Look through the listing and locate every line containing the word "Zillow"; copy those lines.

## Begin SUPPLIED DATA

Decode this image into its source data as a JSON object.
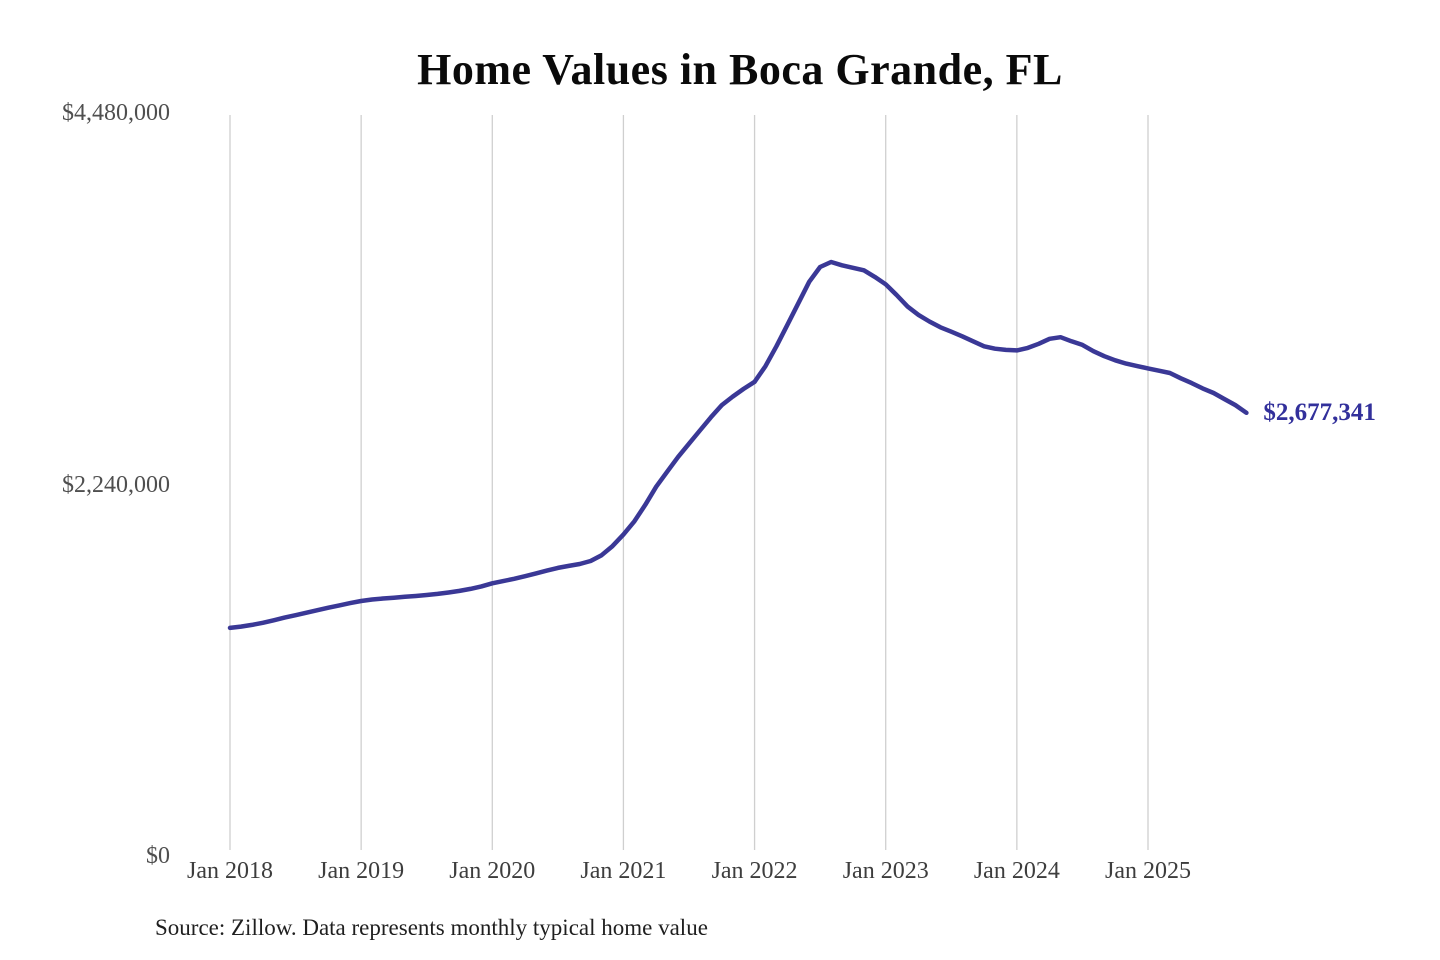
{
  "chart": {
    "title": "Home Values in Boca Grande, FL",
    "end_label": "$2,677,341",
    "source": "Source: Zillow. Data represents monthly typical home value"
  },
  "chart_data": {
    "type": "line",
    "title": "Home Values in Boca Grande, FL",
    "series_name": "Monthly typical home value",
    "x_tick_labels": [
      "Jan 2018",
      "Jan 2019",
      "Jan 2020",
      "Jan 2021",
      "Jan 2022",
      "Jan 2023",
      "Jan 2024",
      "Jan 2025"
    ],
    "y_tick_labels": [
      "$4,480,000",
      "$2,240,000",
      "$0"
    ],
    "y_tick_values": [
      4480000,
      2240000,
      0
    ],
    "ylim": [
      0,
      4480000
    ],
    "grid": "vertical-only",
    "legend": "none",
    "x": [
      "2018-01",
      "2018-02",
      "2018-03",
      "2018-04",
      "2018-05",
      "2018-06",
      "2018-07",
      "2018-08",
      "2018-09",
      "2018-10",
      "2018-11",
      "2018-12",
      "2019-01",
      "2019-02",
      "2019-03",
      "2019-04",
      "2019-05",
      "2019-06",
      "2019-07",
      "2019-08",
      "2019-09",
      "2019-10",
      "2019-11",
      "2019-12",
      "2020-01",
      "2020-02",
      "2020-03",
      "2020-04",
      "2020-05",
      "2020-06",
      "2020-07",
      "2020-08",
      "2020-09",
      "2020-10",
      "2020-11",
      "2020-12",
      "2021-01",
      "2021-02",
      "2021-03",
      "2021-04",
      "2021-05",
      "2021-06",
      "2021-07",
      "2021-08",
      "2021-09",
      "2021-10",
      "2021-11",
      "2021-12",
      "2022-01",
      "2022-02",
      "2022-03",
      "2022-04",
      "2022-05",
      "2022-06",
      "2022-07",
      "2022-08",
      "2022-09",
      "2022-10",
      "2022-11",
      "2022-12",
      "2023-01",
      "2023-02",
      "2023-03",
      "2023-04",
      "2023-05",
      "2023-06",
      "2023-07",
      "2023-08",
      "2023-09",
      "2023-10",
      "2023-11",
      "2023-12",
      "2024-01",
      "2024-02",
      "2024-03",
      "2024-04",
      "2024-05",
      "2024-06",
      "2024-07",
      "2024-08",
      "2024-09",
      "2024-10",
      "2024-11",
      "2024-12",
      "2025-01",
      "2025-02",
      "2025-03",
      "2025-04",
      "2025-05",
      "2025-06",
      "2025-07",
      "2025-08",
      "2025-09",
      "2025-10"
    ],
    "values": [
      1375000,
      1383000,
      1393000,
      1406000,
      1421000,
      1437000,
      1452000,
      1467000,
      1482000,
      1497000,
      1511000,
      1525000,
      1538000,
      1547000,
      1553000,
      1558000,
      1563000,
      1568000,
      1574000,
      1581000,
      1589000,
      1599000,
      1611000,
      1626000,
      1645000,
      1658000,
      1672000,
      1688000,
      1705000,
      1722000,
      1738000,
      1750000,
      1762000,
      1780000,
      1815000,
      1870000,
      1940000,
      2020000,
      2120000,
      2230000,
      2320000,
      2410000,
      2490000,
      2570000,
      2650000,
      2724000,
      2775000,
      2822000,
      2865000,
      2960000,
      3080000,
      3210000,
      3340000,
      3470000,
      3560000,
      3590000,
      3570000,
      3555000,
      3540000,
      3500000,
      3455000,
      3390000,
      3320000,
      3270000,
      3230000,
      3195000,
      3168000,
      3140000,
      3110000,
      3080000,
      3065000,
      3058000,
      3055000,
      3070000,
      3095000,
      3125000,
      3135000,
      3110000,
      3088000,
      3050000,
      3020000,
      2995000,
      2975000,
      2960000,
      2946000,
      2932000,
      2918000,
      2886000,
      2857000,
      2825000,
      2797000,
      2760000,
      2724000,
      2677341
    ],
    "end_value": 2677341,
    "end_value_label": "$2,677,341",
    "source": "Source: Zillow. Data represents monthly typical home value",
    "colors": {
      "line": "#3a3896",
      "end_label": "#32309b",
      "gridline": "#cfcfcf",
      "title": "#0a0a0a",
      "y_tick": "#4f4f4f",
      "x_tick": "#3d3d3d",
      "source_text": "#1f1f1f",
      "background": "#ffffff"
    }
  }
}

## End SUPPLIED DATA

REPLY:
    "source": "Source: Zillow. Data represents monthly typical home value"
    "source": "Source: Zillow. Data represents monthly typical home value",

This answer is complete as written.